Instruction: Print the listing below in its entirety, character for character.

Figure record listings
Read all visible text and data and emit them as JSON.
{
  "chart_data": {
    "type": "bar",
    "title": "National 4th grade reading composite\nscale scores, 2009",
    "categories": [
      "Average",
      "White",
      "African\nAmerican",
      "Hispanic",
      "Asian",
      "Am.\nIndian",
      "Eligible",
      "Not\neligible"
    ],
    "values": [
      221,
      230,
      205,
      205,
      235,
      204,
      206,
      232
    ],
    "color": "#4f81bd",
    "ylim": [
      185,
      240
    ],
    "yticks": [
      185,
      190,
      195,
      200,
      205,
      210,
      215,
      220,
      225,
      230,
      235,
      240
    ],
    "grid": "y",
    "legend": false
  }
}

Answer:
Read all visible text and data and emit them as JSON.
{
  "chart_data": {
    "type": "bar",
    "title": "National 4th grade reading composite\nscale scores, 2009",
    "categories": [
      "Average",
      "White",
      "African\nAmerican",
      "Hispanic",
      "Asian",
      "Am.\nIndian",
      "Eligible",
      "Not\neligible"
    ],
    "values": [
      221,
      230,
      205,
      205,
      235,
      204,
      206,
      232
    ],
    "color": "#4f81bd",
    "ylim": [
      185,
      240
    ],
    "yticks": [
      185,
      190,
      195,
      200,
      205,
      210,
      215,
      220,
      225,
      230,
      235,
      240
    ],
    "grid": "y",
    "legend": false
  }
}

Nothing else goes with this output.